** start PROVIDED DATA **
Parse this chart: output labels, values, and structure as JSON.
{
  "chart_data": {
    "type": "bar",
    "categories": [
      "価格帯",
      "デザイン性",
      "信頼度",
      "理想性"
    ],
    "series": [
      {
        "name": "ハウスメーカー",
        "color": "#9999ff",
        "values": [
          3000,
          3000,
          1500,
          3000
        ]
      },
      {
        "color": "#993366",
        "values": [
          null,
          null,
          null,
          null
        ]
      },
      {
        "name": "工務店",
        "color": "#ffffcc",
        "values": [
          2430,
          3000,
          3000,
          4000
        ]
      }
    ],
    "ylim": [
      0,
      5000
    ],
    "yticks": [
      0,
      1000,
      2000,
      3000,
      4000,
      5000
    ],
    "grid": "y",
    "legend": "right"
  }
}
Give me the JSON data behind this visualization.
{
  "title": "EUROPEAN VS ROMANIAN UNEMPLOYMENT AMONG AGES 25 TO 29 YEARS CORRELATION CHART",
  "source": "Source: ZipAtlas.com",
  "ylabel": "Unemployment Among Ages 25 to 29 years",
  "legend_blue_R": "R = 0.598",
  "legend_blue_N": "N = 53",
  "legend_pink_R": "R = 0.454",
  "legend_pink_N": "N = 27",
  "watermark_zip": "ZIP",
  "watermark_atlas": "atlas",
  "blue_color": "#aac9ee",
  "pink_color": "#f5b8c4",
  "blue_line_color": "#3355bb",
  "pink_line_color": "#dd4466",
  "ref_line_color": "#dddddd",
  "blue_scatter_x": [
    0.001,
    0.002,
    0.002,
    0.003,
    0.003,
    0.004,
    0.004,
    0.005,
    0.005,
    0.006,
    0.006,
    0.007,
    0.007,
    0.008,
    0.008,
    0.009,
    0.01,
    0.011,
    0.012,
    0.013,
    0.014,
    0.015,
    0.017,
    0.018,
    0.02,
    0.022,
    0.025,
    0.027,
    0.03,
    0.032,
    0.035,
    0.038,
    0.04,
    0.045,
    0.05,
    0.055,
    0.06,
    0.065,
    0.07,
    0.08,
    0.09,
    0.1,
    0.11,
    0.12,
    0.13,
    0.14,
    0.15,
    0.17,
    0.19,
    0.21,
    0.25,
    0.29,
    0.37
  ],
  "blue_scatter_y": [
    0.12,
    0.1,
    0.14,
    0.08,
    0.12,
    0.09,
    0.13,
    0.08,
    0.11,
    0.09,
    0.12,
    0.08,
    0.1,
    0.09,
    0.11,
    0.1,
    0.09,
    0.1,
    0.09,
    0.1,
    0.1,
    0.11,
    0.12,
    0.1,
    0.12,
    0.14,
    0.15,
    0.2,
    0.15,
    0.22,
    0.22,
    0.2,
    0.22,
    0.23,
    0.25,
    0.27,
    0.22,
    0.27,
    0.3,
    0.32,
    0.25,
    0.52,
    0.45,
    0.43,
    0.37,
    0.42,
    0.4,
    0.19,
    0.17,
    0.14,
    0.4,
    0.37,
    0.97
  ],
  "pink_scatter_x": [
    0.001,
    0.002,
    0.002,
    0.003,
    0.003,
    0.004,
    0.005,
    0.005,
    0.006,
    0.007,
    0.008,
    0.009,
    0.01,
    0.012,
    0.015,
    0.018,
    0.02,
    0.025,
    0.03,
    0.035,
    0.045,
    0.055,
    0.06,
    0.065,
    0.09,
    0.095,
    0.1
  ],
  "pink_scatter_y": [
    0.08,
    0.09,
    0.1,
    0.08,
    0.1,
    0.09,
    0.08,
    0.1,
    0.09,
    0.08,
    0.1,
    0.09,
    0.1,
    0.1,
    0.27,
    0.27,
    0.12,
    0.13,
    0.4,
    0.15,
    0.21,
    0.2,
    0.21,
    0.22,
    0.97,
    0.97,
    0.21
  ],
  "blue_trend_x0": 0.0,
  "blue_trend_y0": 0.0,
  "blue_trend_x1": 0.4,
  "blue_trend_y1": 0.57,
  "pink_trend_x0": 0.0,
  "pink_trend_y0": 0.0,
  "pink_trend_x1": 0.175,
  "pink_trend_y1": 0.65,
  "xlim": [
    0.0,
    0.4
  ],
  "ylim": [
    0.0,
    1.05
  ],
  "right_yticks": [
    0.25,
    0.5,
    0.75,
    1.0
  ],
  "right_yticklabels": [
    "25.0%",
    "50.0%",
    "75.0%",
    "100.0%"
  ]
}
** end PROVIDED DATA **
#### WHAT IS ASKED
Write out all the records above again, exactly as they stand.

#### TASK RESPONSE
Parse this chart: output labels, values, and structure as JSON.
{
  "chart_data": {
    "type": "bar",
    "categories": [
      "価格帯",
      "デザイン性",
      "信頼度",
      "理想性"
    ],
    "series": [
      {
        "name": "ハウスメーカー",
        "color": "#9999ff",
        "values": [
          3000,
          3000,
          1500,
          3000
        ]
      },
      {
        "color": "#993366",
        "values": [
          null,
          null,
          null,
          null
        ]
      },
      {
        "name": "工務店",
        "color": "#ffffcc",
        "values": [
          2430,
          3000,
          3000,
          4000
        ]
      }
    ],
    "ylim": [
      0,
      5000
    ],
    "yticks": [
      0,
      1000,
      2000,
      3000,
      4000,
      5000
    ],
    "grid": "y",
    "legend": "right"
  }
}
Give me the JSON data behind this visualization.
{
  "title": "EUROPEAN VS ROMANIAN UNEMPLOYMENT AMONG AGES 25 TO 29 YEARS CORRELATION CHART",
  "source": "Source: ZipAtlas.com",
  "ylabel": "Unemployment Among Ages 25 to 29 years",
  "legend_blue_R": "R = 0.598",
  "legend_blue_N": "N = 53",
  "legend_pink_R": "R = 0.454",
  "legend_pink_N": "N = 27",
  "watermark_zip": "ZIP",
  "watermark_atlas": "atlas",
  "blue_color": "#aac9ee",
  "pink_color": "#f5b8c4",
  "blue_line_color": "#3355bb",
  "pink_line_color": "#dd4466",
  "ref_line_color": "#dddddd",
  "blue_scatter_x": [
    0.001,
    0.002,
    0.002,
    0.003,
    0.003,
    0.004,
    0.004,
    0.005,
    0.005,
    0.006,
    0.006,
    0.007,
    0.007,
    0.008,
    0.008,
    0.009,
    0.01,
    0.011,
    0.012,
    0.013,
    0.014,
    0.015,
    0.017,
    0.018,
    0.02,
    0.022,
    0.025,
    0.027,
    0.03,
    0.032,
    0.035,
    0.038,
    0.04,
    0.045,
    0.05,
    0.055,
    0.06,
    0.065,
    0.07,
    0.08,
    0.09,
    0.1,
    0.11,
    0.12,
    0.13,
    0.14,
    0.15,
    0.17,
    0.19,
    0.21,
    0.25,
    0.29,
    0.37
  ],
  "blue_scatter_y": [
    0.12,
    0.1,
    0.14,
    0.08,
    0.12,
    0.09,
    0.13,
    0.08,
    0.11,
    0.09,
    0.12,
    0.08,
    0.1,
    0.09,
    0.11,
    0.1,
    0.09,
    0.1,
    0.09,
    0.1,
    0.1,
    0.11,
    0.12,
    0.1,
    0.12,
    0.14,
    0.15,
    0.2,
    0.15,
    0.22,
    0.22,
    0.2,
    0.22,
    0.23,
    0.25,
    0.27,
    0.22,
    0.27,
    0.3,
    0.32,
    0.25,
    0.52,
    0.45,
    0.43,
    0.37,
    0.42,
    0.4,
    0.19,
    0.17,
    0.14,
    0.4,
    0.37,
    0.97
  ],
  "pink_scatter_x": [
    0.001,
    0.002,
    0.002,
    0.003,
    0.003,
    0.004,
    0.005,
    0.005,
    0.006,
    0.007,
    0.008,
    0.009,
    0.01,
    0.012,
    0.015,
    0.018,
    0.02,
    0.025,
    0.03,
    0.035,
    0.045,
    0.055,
    0.06,
    0.065,
    0.09,
    0.095,
    0.1
  ],
  "pink_scatter_y": [
    0.08,
    0.09,
    0.1,
    0.08,
    0.1,
    0.09,
    0.08,
    0.1,
    0.09,
    0.08,
    0.1,
    0.09,
    0.1,
    0.1,
    0.27,
    0.27,
    0.12,
    0.13,
    0.4,
    0.15,
    0.21,
    0.2,
    0.21,
    0.22,
    0.97,
    0.97,
    0.21
  ],
  "blue_trend_x0": 0.0,
  "blue_trend_y0": 0.0,
  "blue_trend_x1": 0.4,
  "blue_trend_y1": 0.57,
  "pink_trend_x0": 0.0,
  "pink_trend_y0": 0.0,
  "pink_trend_x1": 0.175,
  "pink_trend_y1": 0.65,
  "xlim": [
    0.0,
    0.4
  ],
  "ylim": [
    0.0,
    1.05
  ],
  "right_yticks": [
    0.25,
    0.5,
    0.75,
    1.0
  ],
  "right_yticklabels": [
    "25.0%",
    "50.0%",
    "75.0%",
    "100.0%"
  ]
}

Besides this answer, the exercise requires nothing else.